**** Data for this exercise ****

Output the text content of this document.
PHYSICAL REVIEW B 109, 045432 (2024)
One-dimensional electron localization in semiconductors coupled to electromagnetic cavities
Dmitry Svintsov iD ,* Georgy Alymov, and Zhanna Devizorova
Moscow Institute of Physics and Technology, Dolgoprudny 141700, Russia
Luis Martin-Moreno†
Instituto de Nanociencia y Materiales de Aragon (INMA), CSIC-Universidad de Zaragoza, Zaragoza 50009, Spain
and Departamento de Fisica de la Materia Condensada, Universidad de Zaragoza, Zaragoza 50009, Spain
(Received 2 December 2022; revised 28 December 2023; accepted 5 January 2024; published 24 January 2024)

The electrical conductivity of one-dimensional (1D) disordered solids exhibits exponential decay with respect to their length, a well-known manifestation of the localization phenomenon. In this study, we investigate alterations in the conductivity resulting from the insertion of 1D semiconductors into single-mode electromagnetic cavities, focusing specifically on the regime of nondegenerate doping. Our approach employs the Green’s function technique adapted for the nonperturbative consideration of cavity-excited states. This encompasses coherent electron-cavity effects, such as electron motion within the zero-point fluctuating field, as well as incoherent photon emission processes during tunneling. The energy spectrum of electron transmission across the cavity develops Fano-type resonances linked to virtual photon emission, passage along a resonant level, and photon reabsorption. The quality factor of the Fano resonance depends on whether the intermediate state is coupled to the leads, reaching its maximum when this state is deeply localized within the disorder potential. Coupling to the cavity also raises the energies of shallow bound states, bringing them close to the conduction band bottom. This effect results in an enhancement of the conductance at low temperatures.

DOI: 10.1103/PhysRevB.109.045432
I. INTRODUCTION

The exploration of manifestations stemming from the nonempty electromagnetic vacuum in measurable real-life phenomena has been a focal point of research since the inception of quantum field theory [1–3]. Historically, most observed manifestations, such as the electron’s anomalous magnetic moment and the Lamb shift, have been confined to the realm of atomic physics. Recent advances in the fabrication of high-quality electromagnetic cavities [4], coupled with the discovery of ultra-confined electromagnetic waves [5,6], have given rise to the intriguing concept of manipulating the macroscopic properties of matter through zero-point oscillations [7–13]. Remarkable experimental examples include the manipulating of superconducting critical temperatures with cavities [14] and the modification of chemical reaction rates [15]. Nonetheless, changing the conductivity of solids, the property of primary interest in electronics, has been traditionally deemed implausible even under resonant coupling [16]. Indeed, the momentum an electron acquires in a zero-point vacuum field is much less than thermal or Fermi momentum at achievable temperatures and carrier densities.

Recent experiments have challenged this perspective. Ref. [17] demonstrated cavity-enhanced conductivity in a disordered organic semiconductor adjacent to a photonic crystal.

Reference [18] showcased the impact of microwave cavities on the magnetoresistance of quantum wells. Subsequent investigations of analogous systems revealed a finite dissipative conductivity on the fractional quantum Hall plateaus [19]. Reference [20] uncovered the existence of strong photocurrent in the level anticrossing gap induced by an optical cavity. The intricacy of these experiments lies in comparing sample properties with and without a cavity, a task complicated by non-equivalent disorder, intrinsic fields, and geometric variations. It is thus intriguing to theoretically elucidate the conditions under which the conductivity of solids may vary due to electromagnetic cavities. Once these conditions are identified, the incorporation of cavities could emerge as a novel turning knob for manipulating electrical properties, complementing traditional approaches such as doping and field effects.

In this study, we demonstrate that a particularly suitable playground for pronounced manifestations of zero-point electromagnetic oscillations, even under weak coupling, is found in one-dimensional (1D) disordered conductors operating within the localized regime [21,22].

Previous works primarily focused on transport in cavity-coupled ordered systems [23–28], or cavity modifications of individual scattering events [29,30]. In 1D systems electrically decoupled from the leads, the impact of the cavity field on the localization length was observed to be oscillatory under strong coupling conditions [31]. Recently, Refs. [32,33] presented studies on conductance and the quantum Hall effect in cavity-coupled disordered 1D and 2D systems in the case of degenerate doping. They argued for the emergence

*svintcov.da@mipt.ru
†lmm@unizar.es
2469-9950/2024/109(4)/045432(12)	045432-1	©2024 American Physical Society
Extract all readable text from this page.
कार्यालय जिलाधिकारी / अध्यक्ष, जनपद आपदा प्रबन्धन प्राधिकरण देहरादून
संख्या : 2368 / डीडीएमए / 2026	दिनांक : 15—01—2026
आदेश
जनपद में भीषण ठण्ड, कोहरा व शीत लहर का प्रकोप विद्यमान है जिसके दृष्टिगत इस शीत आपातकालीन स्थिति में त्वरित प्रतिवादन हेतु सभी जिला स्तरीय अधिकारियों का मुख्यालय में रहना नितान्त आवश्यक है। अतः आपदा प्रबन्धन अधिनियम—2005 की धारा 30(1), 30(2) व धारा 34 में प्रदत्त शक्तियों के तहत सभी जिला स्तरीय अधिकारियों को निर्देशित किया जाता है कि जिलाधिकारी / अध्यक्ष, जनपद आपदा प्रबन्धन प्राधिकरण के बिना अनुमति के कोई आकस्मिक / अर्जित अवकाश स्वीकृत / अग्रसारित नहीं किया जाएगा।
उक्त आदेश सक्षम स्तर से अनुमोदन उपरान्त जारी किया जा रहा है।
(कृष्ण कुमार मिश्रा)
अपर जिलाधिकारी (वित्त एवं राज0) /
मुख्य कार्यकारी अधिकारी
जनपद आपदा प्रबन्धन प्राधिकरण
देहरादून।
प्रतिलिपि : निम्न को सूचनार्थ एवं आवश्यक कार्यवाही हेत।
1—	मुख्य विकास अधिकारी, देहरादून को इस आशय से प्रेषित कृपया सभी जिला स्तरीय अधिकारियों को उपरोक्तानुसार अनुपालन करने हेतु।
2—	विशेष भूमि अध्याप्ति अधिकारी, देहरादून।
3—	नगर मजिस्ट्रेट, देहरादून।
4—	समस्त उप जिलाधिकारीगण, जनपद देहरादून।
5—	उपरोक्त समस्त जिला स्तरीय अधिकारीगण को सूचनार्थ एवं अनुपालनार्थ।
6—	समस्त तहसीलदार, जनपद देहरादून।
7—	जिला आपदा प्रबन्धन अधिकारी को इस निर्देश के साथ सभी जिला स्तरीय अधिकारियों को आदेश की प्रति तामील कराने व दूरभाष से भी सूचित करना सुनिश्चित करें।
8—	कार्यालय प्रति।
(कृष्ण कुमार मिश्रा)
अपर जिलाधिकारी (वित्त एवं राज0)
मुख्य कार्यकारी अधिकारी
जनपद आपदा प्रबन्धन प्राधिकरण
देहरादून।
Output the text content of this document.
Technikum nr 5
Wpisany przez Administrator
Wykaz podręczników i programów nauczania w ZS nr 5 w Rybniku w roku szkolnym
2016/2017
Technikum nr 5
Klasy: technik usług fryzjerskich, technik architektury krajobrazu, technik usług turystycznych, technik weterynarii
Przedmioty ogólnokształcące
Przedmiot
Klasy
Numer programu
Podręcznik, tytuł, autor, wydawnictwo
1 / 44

****

Aim
Look through the entries above for the word "Universidad". Copy every line where it shows up.

Answer below
Instituto de Nanociencia y Materiales de Aragon (INMA), CSIC-Universidad de Zaragoza, Zaragoza 50009, Spain
and Departamento de Fisica de la Materia Condensada, Universidad de Zaragoza, Zaragoza 50009, Spain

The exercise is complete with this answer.